SET EXERCISE: Reproduce the listing exactly and skip over any pictures.

PROVIDED DATA:
☆ ☆ ☆ ☆ ☆ ☆ ☆

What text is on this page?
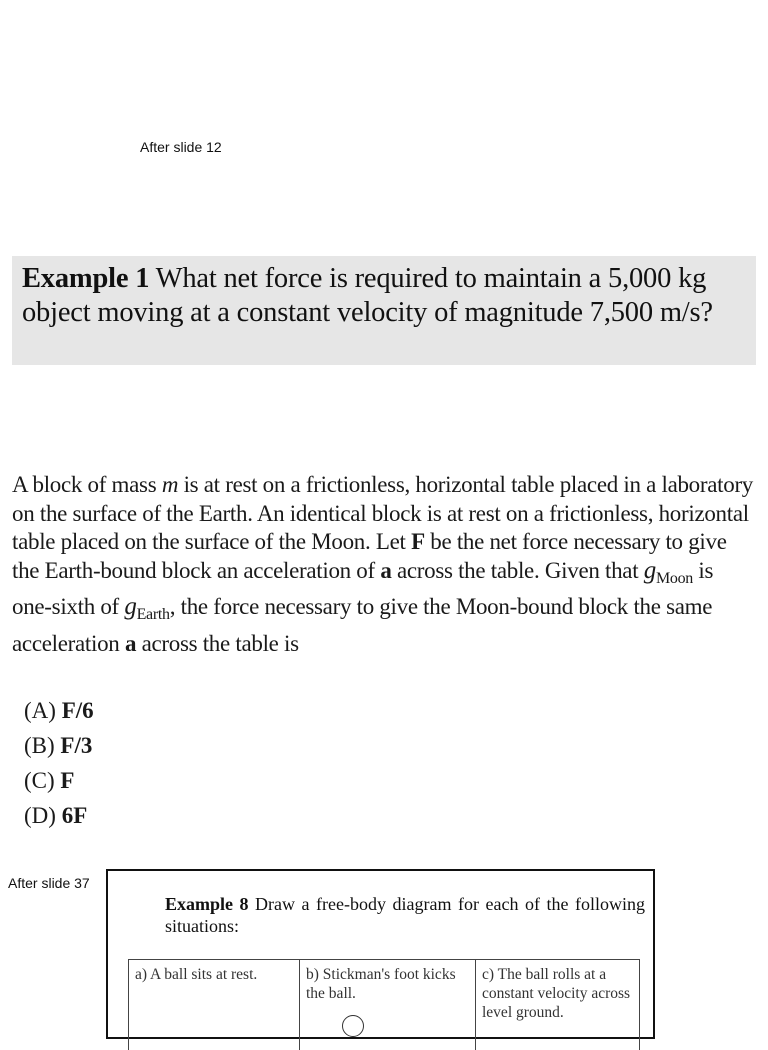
After slide 12
Example 1 What net force is required to maintain a 5,000 kg object moving at a constant velocity of magnitude 7,500 m/s?

A block of mass m is at rest on a frictionless, horizontal table placed in a laboratory on the surface of the Earth. An identical block is at rest on a frictionless, horizontal table placed on the surface of the Moon. Let F be the net force necessary to give the Earth-bound block an acceleration of a across the table. Given that $g_{Moon}$ is one-sixth of $g_{Earth}$, the force necessary to give the Moon-bound block the same acceleration a across the table is

(A) F/6
(B) F/3
(C) F
(D) 6F
After slide 37
Example 8 Draw a free-body diagram for each of the following situations:
a) A ball sits at rest.	b) Stickman's foot kicks the ball.
c) The ball rolls at a constant velocity across level ground.
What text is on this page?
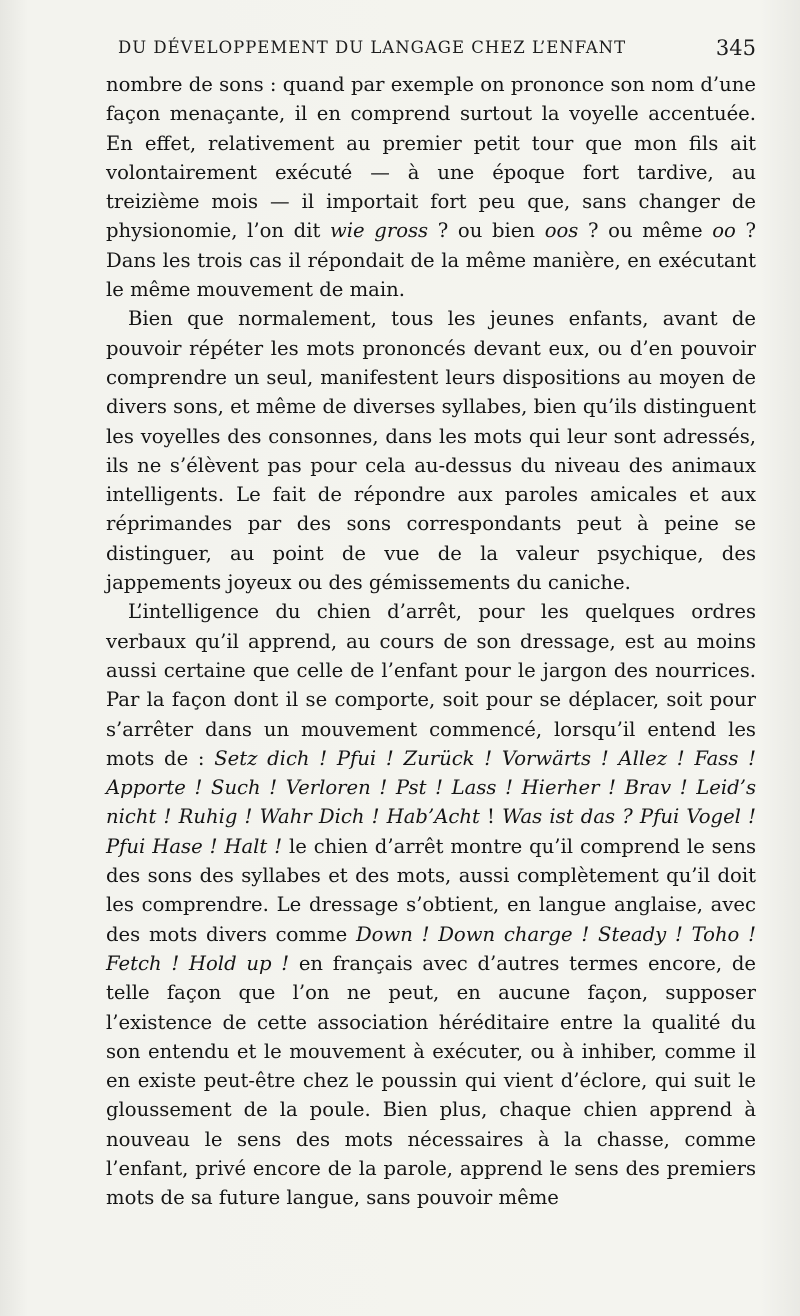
DU DÉVELOPPEMENT DU LANGAGE CHEZ L’ENFANT	345

nombre de sons : quand par exemple on prononce son nom d’une façon menaçante, il en comprend surtout la voyelle accentuée. En effet, relativement au premier petit tour que mon fils ait volontairement exécuté — à une époque fort tardive, au treizième mois — il importait fort peu que, sans changer de physionomie, l’on dit wie gross ? ou bien oos ? ou même oo ? Dans les trois cas il répondait de la même manière, en exécutant le même mouvement de main.

Bien que normalement, tous les jeunes enfants, avant de pouvoir répéter les mots prononcés devant eux, ou d’en pouvoir comprendre un seul, manifestent leurs dispositions au moyen de divers sons, et même de diverses syllabes, bien qu’ils distinguent les voyelles des consonnes, dans les mots qui leur sont adressés, ils ne s’élèvent pas pour cela au-dessus du niveau des animaux intelligents. Le fait de répondre aux paroles amicales et aux réprimandes par des sons correspondants peut à peine se distinguer, au point de vue de la valeur psychique, des jappements joyeux ou des gémissements du caniche.

L’intelligence du chien d’arrêt, pour les quelques ordres verbaux qu’il apprend, au cours de son dressage, est au moins aussi certaine que celle de l’enfant pour le jargon des nourrices. Par la façon dont il se comporte, soit pour se déplacer, soit pour s’arrêter dans un mouvement commencé, lorsqu’il entend les mots de : Setz dich ! Pfui ! Zurück ! Vorwärts ! Allez ! Fass ! Apporte ! Such ! Verloren ! Pst ! Lass ! Hierher ! Brav ! Leid’s nicht ! Ruhig ! Wahr Dich ! Hab’Acht ! Was ist das ? Pfui Vogel ! Pfui Hase ! Halt ! le chien d’arrêt montre qu’il comprend le sens des sons des syllabes et des mots, aussi complètement qu’il doit les comprendre. Le dressage s’obtient, en langue anglaise, avec des mots divers comme Down ! Down charge ! Steady ! Toho ! Fetch ! Hold up ! en français avec d’autres termes encore, de telle façon que l’on ne peut, en aucune façon, supposer l’existence de cette association héréditaire entre la qualité du son entendu et le mouvement à exécuter, ou à inhiber, comme il en existe peut-être chez le poussin qui vient d’éclore, qui suit le gloussement de la poule. Bien plus, chaque chien apprend à nouveau le sens des mots nécessaires à la chasse, comme l’enfant, privé encore de la parole, apprend le sens des premiers mots de sa future langue, sans pouvoir même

☆ ☆ ☆ ☆ ☆ ☆ ☆

WRITTEN SOLUTION:
What text is on this page?
After slide 12
Example 1 What net force is required to maintain a 5,000 kg object moving at a constant velocity of magnitude 7,500 m/s?

A block of mass m is at rest on a frictionless, horizontal table placed in a laboratory on the surface of the Earth. An identical block is at rest on a frictionless, horizontal table placed on the surface of the Moon. Let F be the net force necessary to give the Earth-bound block an acceleration of a across the table. Given that $g_{Moon}$ is one-sixth of $g_{Earth}$, the force necessary to give the Moon-bound block the same acceleration a across the table is

(A) F/6
(B) F/3
(C) F
(D) 6F
After slide 37
Example 8 Draw a free-body diagram for each of the following situations:
a) A ball sits at rest.	b) Stickman's foot kicks the ball.
c) The ball rolls at a constant velocity across level ground.
What text is on this page?
DU DÉVELOPPEMENT DU LANGAGE CHEZ L’ENFANT	345

nombre de sons : quand par exemple on prononce son nom d’une façon menaçante, il en comprend surtout la voyelle accentuée. En effet, relativement au premier petit tour que mon fils ait volontairement exécuté — à une époque fort tardive, au treizième mois — il importait fort peu que, sans changer de physionomie, l’on dit wie gross ? ou bien oos ? ou même oo ? Dans les trois cas il répondait de la même manière, en exécutant le même mouvement de main.

Bien que normalement, tous les jeunes enfants, avant de pouvoir répéter les mots prononcés devant eux, ou d’en pouvoir comprendre un seul, manifestent leurs dispositions au moyen de divers sons, et même de diverses syllabes, bien qu’ils distinguent les voyelles des consonnes, dans les mots qui leur sont adressés, ils ne s’élèvent pas pour cela au-dessus du niveau des animaux intelligents. Le fait de répondre aux paroles amicales et aux réprimandes par des sons correspondants peut à peine se distinguer, au point de vue de la valeur psychique, des jappements joyeux ou des gémissements du caniche.

L’intelligence du chien d’arrêt, pour les quelques ordres verbaux qu’il apprend, au cours de son dressage, est au moins aussi certaine que celle de l’enfant pour le jargon des nourrices. Par la façon dont il se comporte, soit pour se déplacer, soit pour s’arrêter dans un mouvement commencé, lorsqu’il entend les mots de : Setz dich ! Pfui ! Zurück ! Vorwärts ! Allez ! Fass ! Apporte ! Such ! Verloren ! Pst ! Lass ! Hierher ! Brav ! Leid’s nicht ! Ruhig ! Wahr Dich ! Hab’Acht ! Was ist das ? Pfui Vogel ! Pfui Hase ! Halt ! le chien d’arrêt montre qu’il comprend le sens des sons des syllabes et des mots, aussi complètement qu’il doit les comprendre. Le dressage s’obtient, en langue anglaise, avec des mots divers comme Down ! Down charge ! Steady ! Toho ! Fetch ! Hold up ! en français avec d’autres termes encore, de telle façon que l’on ne peut, en aucune façon, supposer l’existence de cette association héréditaire entre la qualité du son entendu et le mouvement à exécuter, ou à inhiber, comme il en existe peut-être chez le poussin qui vient d’éclore, qui suit le gloussement de la poule. Bien plus, chaque chien apprend à nouveau le sens des mots nécessaires à la chasse, comme l’enfant, privé encore de la parole, apprend le sens des premiers mots de sa future langue, sans pouvoir même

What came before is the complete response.